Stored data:
.....

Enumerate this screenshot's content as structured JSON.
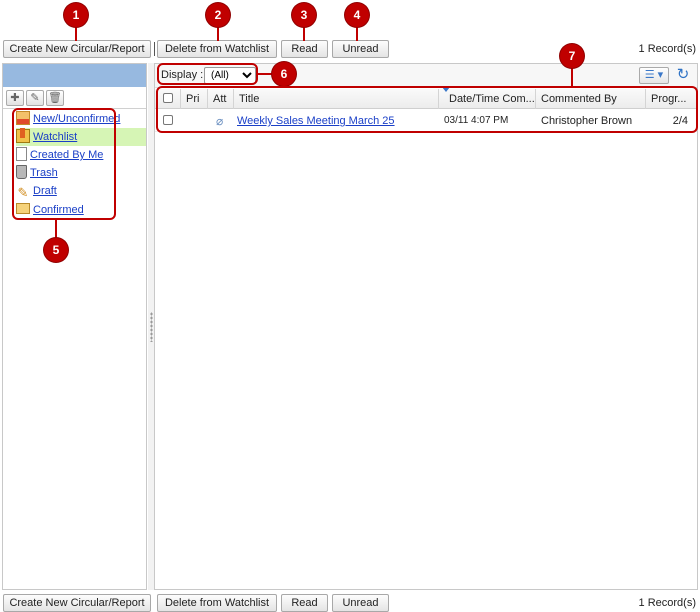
{
  "toolbar": {
    "create_label": "Create New Circular/Report",
    "delete_watchlist_label": "Delete from Watchlist",
    "read_label": "Read",
    "unread_label": "Unread",
    "records": "1 Record(s)"
  },
  "sidebar": {
    "tool_icons": [
      "add-icon",
      "edit-icon",
      "delete-icon"
    ],
    "folders": [
      {
        "label": "New/Unconfirmed",
        "icon": "new-mail-icon"
      },
      {
        "label": "Watchlist",
        "icon": "watchlist-icon"
      },
      {
        "label": "Created By Me",
        "icon": "document-icon"
      },
      {
        "label": "Trash",
        "icon": "trash-icon"
      },
      {
        "label": "Draft",
        "icon": "pencil-icon"
      },
      {
        "label": "Confirmed",
        "icon": "folder-icon"
      }
    ],
    "selected": "Watchlist"
  },
  "filter": {
    "display_label": "Display :",
    "display_value": "(All)"
  },
  "table": {
    "columns": [
      "Pri",
      "Att",
      "Title",
      "Date/Time Com...",
      "Commented By",
      "Progr..."
    ],
    "rows": [
      {
        "pri": "",
        "attachment": true,
        "title": "Weekly Sales Meeting March 25",
        "datetime": "03/11 4:07 PM",
        "commented_by": "Christopher Brown",
        "progress": "2/4"
      }
    ]
  },
  "callouts": [
    "1",
    "2",
    "3",
    "4",
    "5",
    "6",
    "7"
  ],
  "colors": {
    "callout": "#c00000",
    "selected_folder": "#d6f5b5",
    "sidebar_header": "#97b9e0",
    "link": "#1a3fc7"
  }
}
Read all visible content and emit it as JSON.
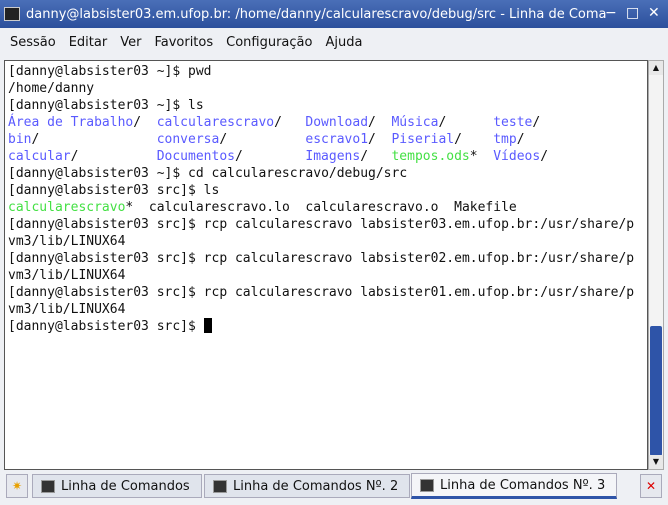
{
  "window": {
    "title": "danny@labsister03.em.ufop.br: /home/danny/calcularescravo/debug/src - Linha de Coma",
    "minimize": "−",
    "maximize": "□",
    "close": "✕"
  },
  "menu": [
    "Sessão",
    "Editar",
    "Ver",
    "Favoritos",
    "Configuração",
    "Ajuda"
  ],
  "terminal": {
    "l1": "[danny@labsister03 ~]$ pwd",
    "l2": "/home/danny",
    "l3": "[danny@labsister03 ~]$ ls",
    "ls_rows": [
      [
        {
          "n": "Área de Trabalho",
          "s": "/"
        },
        {
          "n": "calcularescravo",
          "s": "/"
        },
        {
          "n": "Download",
          "s": "/"
        },
        {
          "n": "Música",
          "s": "/"
        },
        {
          "n": "teste",
          "s": "/"
        }
      ],
      [
        {
          "n": "bin",
          "s": "/"
        },
        {
          "n": "conversa",
          "s": "/"
        },
        {
          "n": "escravo1",
          "s": "/"
        },
        {
          "n": "Piserial",
          "s": "/"
        },
        {
          "n": "tmp",
          "s": "/"
        }
      ],
      [
        {
          "n": "calcular",
          "s": "/"
        },
        {
          "n": "Documentos",
          "s": "/"
        },
        {
          "n": "Imagens",
          "s": "/"
        },
        {
          "n": "tempos.ods",
          "s": "*"
        },
        {
          "n": "Vídeos",
          "s": "/"
        }
      ]
    ],
    "l7": "[danny@labsister03 ~]$ cd calcularescravo/debug/src",
    "l8": "[danny@labsister03 src]$ ls",
    "l9": {
      "exe": "calcularescravo",
      "star": "*",
      "rest": "  calcularescravo.lo  calcularescravo.o  Makefile"
    },
    "l10": "[danny@labsister03 src]$ rcp calcularescravo labsister03.em.ufop.br:/usr/share/p",
    "l11": "vm3/lib/LINUX64",
    "l12": "[danny@labsister03 src]$ rcp calcularescravo labsister02.em.ufop.br:/usr/share/p",
    "l13": "vm3/lib/LINUX64",
    "l14": "[danny@labsister03 src]$ rcp calcularescravo labsister01.em.ufop.br:/usr/share/p",
    "l15": "vm3/lib/LINUX64",
    "l16": "[danny@labsister03 src]$ "
  },
  "tabs": [
    "Linha de Comandos",
    "Linha de Comandos Nº. 2",
    "Linha de Comandos Nº. 3"
  ],
  "colors": {
    "directory": "#5a5aff",
    "executable": "#44e044",
    "accent": "#2e54a8"
  }
}
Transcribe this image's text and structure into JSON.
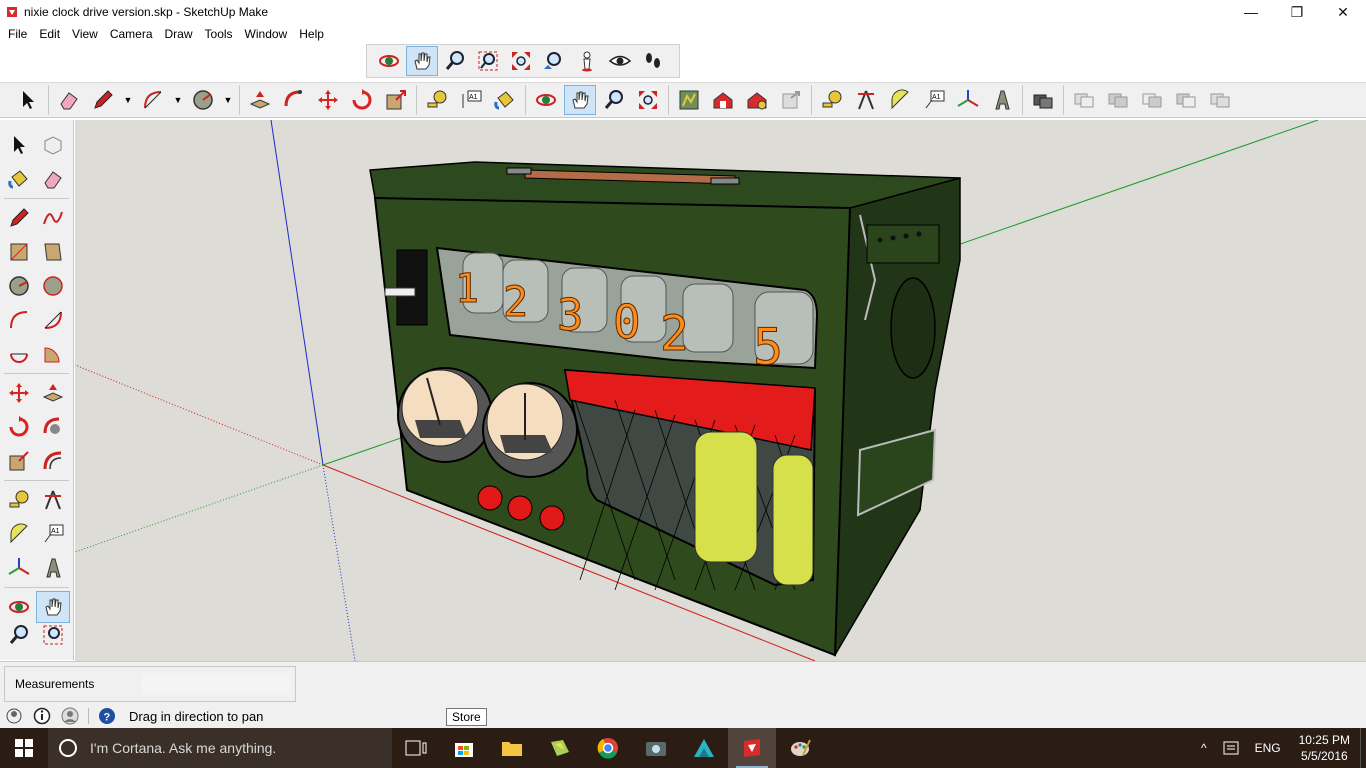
{
  "window": {
    "title": "nixie clock drive version.skp - SketchUp Make",
    "minimize": "—",
    "maximize": "❐",
    "close": "✕"
  },
  "menu": [
    "File",
    "Edit",
    "View",
    "Camera",
    "Draw",
    "Tools",
    "Window",
    "Help"
  ],
  "model": {
    "nixie_digits": [
      "1",
      "2",
      "3",
      "0",
      "2",
      "5"
    ]
  },
  "measurements": {
    "label": "Measurements",
    "value": ""
  },
  "status": {
    "hint": "Drag in direction to pan",
    "tooltip": "Store"
  },
  "taskbar": {
    "cortana_placeholder": "I'm Cortana. Ask me anything.",
    "language": "ENG",
    "time": "10:25 PM",
    "date": "5/5/2016"
  },
  "colors": {
    "viewport_bg": "#dedcd6",
    "case_green": "#2f4a1d",
    "accent_red": "#e31b1b",
    "taskbar_bg": "#2b1d14"
  }
}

.....

What to do: Copy every line of the listing that contains the word "ufop".

Exercise response:
    "title": "danny@labsister03.em.ufop.br: /home/danny/calcularescravo/debug/src - Linha de Coma",
    "l10": "[danny@labsister03 src]$ rcp calcularescravo labsister03.em.ufop.br:/usr/share/p",
    "l12": "[danny@labsister03 src]$ rcp calcularescravo labsister02.em.ufop.br:/usr/share/p",
    "l14": "[danny@labsister03 src]$ rcp calcularescravo labsister01.em.ufop.br:/usr/share/p",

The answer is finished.